§ **GIVEN ENTRIES**
┄┄┄┄┄┄┄┄┄┄┄┄┄┄┄┄┄┄┄┄
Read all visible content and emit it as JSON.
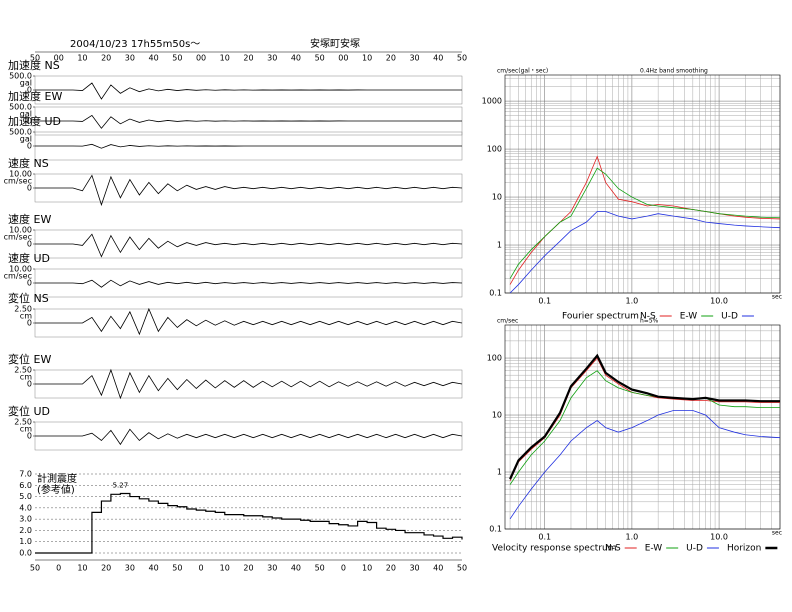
{
  "chart_data": [
    {
      "type": "waveform",
      "title": "2004/10/23 17h55m50s～",
      "subtitle": "安塚町安塚",
      "categories": [
        "50",
        "00",
        "10",
        "20",
        "30",
        "40",
        "50",
        "00",
        "10",
        "20",
        "30",
        "40",
        "50",
        "00",
        "10",
        "20",
        "30",
        "40",
        "50"
      ],
      "xlim": [
        0,
        180
      ],
      "x": [
        0,
        4,
        8,
        12,
        16,
        20,
        24,
        28,
        32,
        36,
        40,
        44,
        48,
        52,
        56,
        60,
        64,
        68,
        72,
        76,
        80,
        84,
        88,
        92,
        96,
        100,
        104,
        108,
        112,
        116,
        120,
        124,
        128,
        132,
        136,
        140,
        144,
        148,
        152,
        156,
        160,
        164,
        168,
        172,
        176,
        180
      ],
      "series": [
        {
          "name": "加速度 NS",
          "unit": "gal",
          "color": "#000000",
          "ylim": [
            -500,
            500
          ],
          "yticks": [
            0,
            {
              "value": 500,
              "label": "500.0"
            }
          ],
          "values": [
            0,
            0,
            0,
            0,
            0,
            -20,
            250,
            -320,
            180,
            -120,
            80,
            -60,
            40,
            -30,
            25,
            -20,
            15,
            -12,
            10,
            -8,
            6,
            -5,
            4,
            -4,
            3,
            -3,
            3,
            -2,
            2,
            -2,
            2,
            -2,
            2,
            -2,
            2,
            -1,
            1,
            -1,
            1,
            -1,
            1,
            -1,
            1,
            -1,
            1,
            0
          ]
        },
        {
          "name": "加速度 EW",
          "unit": "gal",
          "color": "#000000",
          "ylim": [
            -500,
            500
          ],
          "yticks": [
            0,
            {
              "value": 500,
              "label": "500.0"
            }
          ],
          "values": [
            0,
            0,
            0,
            0,
            0,
            -15,
            200,
            -260,
            150,
            -100,
            70,
            -50,
            35,
            -25,
            20,
            -15,
            12,
            -10,
            8,
            -6,
            5,
            -4,
            4,
            -3,
            3,
            -3,
            2,
            -2,
            2,
            -2,
            2,
            -2,
            2,
            -1,
            1,
            -1,
            1,
            -1,
            1,
            -1,
            1,
            -1,
            1,
            -1,
            1,
            0
          ]
        },
        {
          "name": "加速度 UD",
          "unit": "gal",
          "color": "#000000",
          "ylim": [
            -500,
            500
          ],
          "yticks": [
            0,
            {
              "value": 500,
              "label": "500.0"
            }
          ],
          "values": [
            0,
            0,
            0,
            0,
            0,
            -5,
            60,
            -80,
            50,
            -30,
            20,
            -15,
            10,
            -8,
            6,
            -5,
            4,
            -3,
            3,
            -2,
            2,
            -2,
            1,
            -1,
            1,
            -1,
            1,
            -1,
            1,
            -1,
            1,
            -1,
            1,
            -1,
            1,
            -1,
            1,
            -1,
            1,
            -1,
            1,
            -1,
            1,
            -1,
            1,
            0
          ]
        },
        {
          "name": "速度 NS",
          "unit": "cm/sec",
          "color": "#000000",
          "ylim": [
            -10,
            10
          ],
          "yticks": [
            0,
            {
              "value": 10,
              "label": "10.00"
            }
          ],
          "values": [
            0,
            0,
            0,
            0,
            0,
            -2,
            9,
            -12,
            8,
            -7,
            6,
            -5,
            4,
            -4,
            3,
            -2,
            2,
            -1,
            1,
            -1,
            1,
            -0.5,
            0.5,
            -0.5,
            0.5,
            -0.5,
            0.5,
            -0.5,
            0.5,
            -0.5,
            0.5,
            -0.5,
            0.5,
            -0.5,
            0.5,
            -0.5,
            0.5,
            -0.5,
            0.5,
            -0.5,
            0.5,
            -0.5,
            0.5,
            -0.5,
            0.5,
            0
          ]
        },
        {
          "name": "速度 EW",
          "unit": "cm/sec",
          "color": "#000000",
          "ylim": [
            -10,
            10
          ],
          "yticks": [
            0,
            {
              "value": 10,
              "label": "10.00"
            }
          ],
          "values": [
            0,
            0,
            0,
            0,
            0,
            -1,
            7,
            -9,
            6,
            -6,
            5,
            -4,
            4,
            -3,
            2,
            -2,
            1,
            -1,
            1,
            -0.5,
            0.5,
            -0.5,
            0.5,
            -0.5,
            0.5,
            -0.5,
            0.5,
            -0.5,
            0.5,
            -0.5,
            0.5,
            -0.5,
            0.5,
            -0.5,
            0.5,
            -0.5,
            0.5,
            -0.5,
            0.5,
            -0.5,
            0.5,
            -0.5,
            0.5,
            -0.5,
            0.5,
            0
          ]
        },
        {
          "name": "速度 UD",
          "unit": "cm/sec",
          "color": "#000000",
          "ylim": [
            -10,
            10
          ],
          "yticks": [
            0,
            {
              "value": 10,
              "label": "10.00"
            }
          ],
          "values": [
            0,
            0,
            0,
            0,
            0,
            -0.5,
            2,
            -3,
            2,
            -2,
            1.5,
            -1,
            1,
            -1,
            0.5,
            -0.5,
            0.5,
            -0.5,
            0.5,
            -0.5,
            0.3,
            -0.3,
            0.3,
            -0.3,
            0.3,
            -0.3,
            0.3,
            -0.3,
            0.3,
            -0.3,
            0.3,
            -0.3,
            0.3,
            -0.3,
            0.3,
            -0.3,
            0.3,
            -0.3,
            0.3,
            -0.3,
            0.3,
            -0.3,
            0.3,
            -0.3,
            0.3,
            0
          ]
        },
        {
          "name": "変位 NS",
          "unit": "cm",
          "color": "#000000",
          "ylim": [
            -2.5,
            2.5
          ],
          "yticks": [
            0,
            {
              "value": 2.5,
              "label": "2.50"
            }
          ],
          "values": [
            0,
            0,
            0,
            0,
            0,
            0,
            1,
            -1.5,
            1.2,
            -1,
            2,
            -2,
            2.5,
            -1.5,
            1,
            -0.8,
            0.6,
            -0.5,
            0.5,
            -0.4,
            0.4,
            -0.4,
            0.3,
            -0.3,
            0.3,
            -0.3,
            0.3,
            -0.3,
            0.3,
            -0.3,
            0.3,
            -0.3,
            0.3,
            -0.3,
            0.3,
            -0.3,
            0.3,
            -0.3,
            0.3,
            -0.3,
            0.3,
            -0.3,
            0.3,
            -0.3,
            0.3,
            0
          ]
        },
        {
          "name": "変位 EW",
          "unit": "cm",
          "color": "#000000",
          "ylim": [
            -2.5,
            2.5
          ],
          "yticks": [
            0,
            {
              "value": 2.5,
              "label": "2.50"
            }
          ],
          "values": [
            0,
            0,
            0,
            0,
            0,
            0,
            1.5,
            -2,
            2.5,
            -2.5,
            2,
            -1.5,
            1.5,
            -1.2,
            1,
            -1,
            0.8,
            -0.8,
            0.7,
            -0.7,
            0.6,
            -0.6,
            0.6,
            -0.6,
            0.5,
            -0.5,
            0.5,
            -0.5,
            0.5,
            -0.5,
            0.5,
            -0.5,
            0.4,
            -0.4,
            0.4,
            -0.4,
            0.4,
            -0.4,
            0.4,
            -0.4,
            0.3,
            -0.3,
            0.3,
            -0.3,
            0.3,
            0
          ]
        },
        {
          "name": "変位 UD",
          "unit": "cm",
          "color": "#000000",
          "ylim": [
            -2.5,
            2.5
          ],
          "yticks": [
            0,
            {
              "value": 2.5,
              "label": "2.50"
            }
          ],
          "values": [
            0,
            0,
            0,
            0,
            0,
            0,
            0.5,
            -0.8,
            1,
            -1.5,
            1.2,
            -0.8,
            0.6,
            -0.5,
            0.4,
            -0.4,
            0.3,
            -0.3,
            0.3,
            -0.3,
            0.3,
            -0.3,
            0.3,
            -0.3,
            0.3,
            -0.3,
            0.3,
            -0.3,
            0.3,
            -0.3,
            0.3,
            -0.3,
            0.3,
            -0.3,
            0.3,
            -0.3,
            0.3,
            -0.3,
            0.3,
            -0.3,
            0.3,
            -0.3,
            0.3,
            -0.3,
            0.3,
            0
          ]
        }
      ]
    },
    {
      "type": "step",
      "title": "計測震度",
      "subtitle": "(参考値)",
      "peak_label": "5.27",
      "categories": [
        "50",
        "0",
        "10",
        "20",
        "30",
        "40",
        "50",
        "0",
        "10",
        "20",
        "30",
        "40",
        "50",
        "0",
        "10",
        "20",
        "30",
        "40",
        "50"
      ],
      "xlim": [
        0,
        180
      ],
      "x": [
        0,
        4,
        8,
        12,
        16,
        20,
        24,
        28,
        32,
        36,
        40,
        44,
        48,
        52,
        56,
        60,
        64,
        68,
        72,
        76,
        80,
        84,
        88,
        92,
        96,
        100,
        104,
        108,
        112,
        116,
        120,
        124,
        128,
        132,
        136,
        140,
        144,
        148,
        152,
        156,
        160,
        164,
        168,
        172,
        176,
        180
      ],
      "values": [
        0,
        0,
        0,
        0,
        0,
        0,
        3.6,
        4.6,
        5.2,
        5.27,
        5.0,
        4.8,
        4.6,
        4.4,
        4.2,
        4.1,
        3.9,
        3.8,
        3.7,
        3.6,
        3.4,
        3.4,
        3.3,
        3.3,
        3.2,
        3.1,
        3.0,
        3.0,
        2.9,
        2.8,
        2.8,
        2.6,
        2.5,
        2.4,
        2.8,
        2.7,
        2.2,
        2.1,
        2.0,
        1.8,
        1.8,
        1.6,
        1.5,
        1.3,
        1.4,
        1.2
      ],
      "color": "#000000",
      "ylim": [
        0,
        7
      ],
      "yticks": [
        {
          "value": 0,
          "label": "0.0"
        },
        {
          "value": 1,
          "label": "1.0"
        },
        {
          "value": 2,
          "label": "2.0"
        },
        {
          "value": 3,
          "label": "3.0"
        },
        {
          "value": 4,
          "label": "4.0"
        },
        {
          "value": 5,
          "label": "5.0"
        },
        {
          "value": 6,
          "label": "6.0"
        },
        {
          "value": 7,
          "label": "7.0"
        }
      ],
      "grid": true
    },
    {
      "type": "loglog",
      "y_label": "cm/sec(gal・sec)",
      "subtitle": "0.4Hz band smoothing",
      "x_label": "sec",
      "legend_title": "Fourier spectrum",
      "x": [
        0.04,
        0.05,
        0.07,
        0.1,
        0.15,
        0.2,
        0.3,
        0.4,
        0.5,
        0.7,
        1,
        1.5,
        2,
        3,
        5,
        7,
        10,
        15,
        20,
        30,
        50
      ],
      "xlim": [
        0.035,
        50
      ],
      "ylim": [
        0.1,
        3500
      ],
      "xticks": [
        {
          "value": 0.1,
          "label": "0.1"
        },
        {
          "value": 1,
          "label": "1.0"
        },
        {
          "value": 10,
          "label": "10.0"
        }
      ],
      "yticks": [
        0.1,
        1,
        10,
        100,
        1000
      ],
      "log_x": true,
      "log_y": true,
      "grid": true,
      "series": [
        {
          "name": "N-S",
          "color": "#e02020",
          "values": [
            0.15,
            0.3,
            0.7,
            1.5,
            3,
            5,
            20,
            70,
            20,
            9,
            8,
            6.5,
            7,
            6.5,
            5.5,
            5,
            4.5,
            4,
            3.8,
            3.6,
            3.5
          ]
        },
        {
          "name": "E-W",
          "color": "#10a010",
          "values": [
            0.2,
            0.4,
            0.8,
            1.5,
            3,
            4,
            15,
            40,
            30,
            15,
            10,
            7,
            6.5,
            6,
            5.5,
            5,
            4.5,
            4.2,
            4,
            3.8,
            3.7
          ]
        },
        {
          "name": "U-D",
          "color": "#2030e0",
          "values": [
            0.1,
            0.15,
            0.3,
            0.6,
            1.2,
            2,
            3,
            5,
            5,
            4,
            3.5,
            4,
            4.5,
            4,
            3.5,
            3,
            2.8,
            2.6,
            2.5,
            2.4,
            2.3
          ]
        }
      ]
    },
    {
      "type": "loglog",
      "y_label": "cm/sec",
      "subtitle": "h=5%",
      "x_label": "sec",
      "legend_title": "Velocity response spectrum",
      "x": [
        0.04,
        0.05,
        0.07,
        0.1,
        0.15,
        0.2,
        0.3,
        0.4,
        0.5,
        0.7,
        1,
        1.5,
        2,
        3,
        5,
        7,
        10,
        15,
        20,
        30,
        50
      ],
      "xlim": [
        0.035,
        50
      ],
      "ylim": [
        0.1,
        380
      ],
      "xticks": [
        {
          "value": 0.1,
          "label": "0.1"
        },
        {
          "value": 1,
          "label": "1.0"
        },
        {
          "value": 10,
          "label": "10.0"
        }
      ],
      "yticks": [
        0.1,
        1,
        10,
        100
      ],
      "log_x": true,
      "log_y": true,
      "grid": true,
      "series": [
        {
          "name": "N-S",
          "color": "#e02020",
          "values": [
            0.7,
            1.5,
            2.5,
            4,
            10,
            30,
            60,
            100,
            50,
            35,
            25,
            22,
            20,
            19,
            18,
            18,
            17,
            17,
            17,
            16.5,
            16.5
          ]
        },
        {
          "name": "E-W",
          "color": "#10a010",
          "values": [
            0.6,
            1,
            2,
            3.5,
            8,
            20,
            45,
            60,
            40,
            30,
            25,
            22,
            21,
            20,
            19,
            20,
            15,
            14,
            14,
            13.5,
            13.5
          ]
        },
        {
          "name": "U-D",
          "color": "#2030e0",
          "values": [
            0.15,
            0.25,
            0.5,
            1,
            2,
            3.5,
            6,
            8,
            6,
            5,
            6,
            8,
            10,
            12,
            12,
            10,
            6,
            5,
            4.5,
            4.2,
            4
          ]
        },
        {
          "name": "Horizon",
          "color": "#000000",
          "values": [
            0.75,
            1.6,
            2.7,
            4.2,
            11,
            32,
            65,
            110,
            55,
            38,
            28,
            24,
            21,
            20,
            19,
            20,
            18,
            18,
            18,
            17.5,
            17.5
          ]
        }
      ]
    }
  ]
}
┄┄┄┄┄┄┄┄┄┄┄┄┄┄┄┄┄┄┄┄
§ **REQUIRED WORK**
Give the count of lines in the listing above that include "type", with no other words.

§ **EXERCISE RESPONSE**
4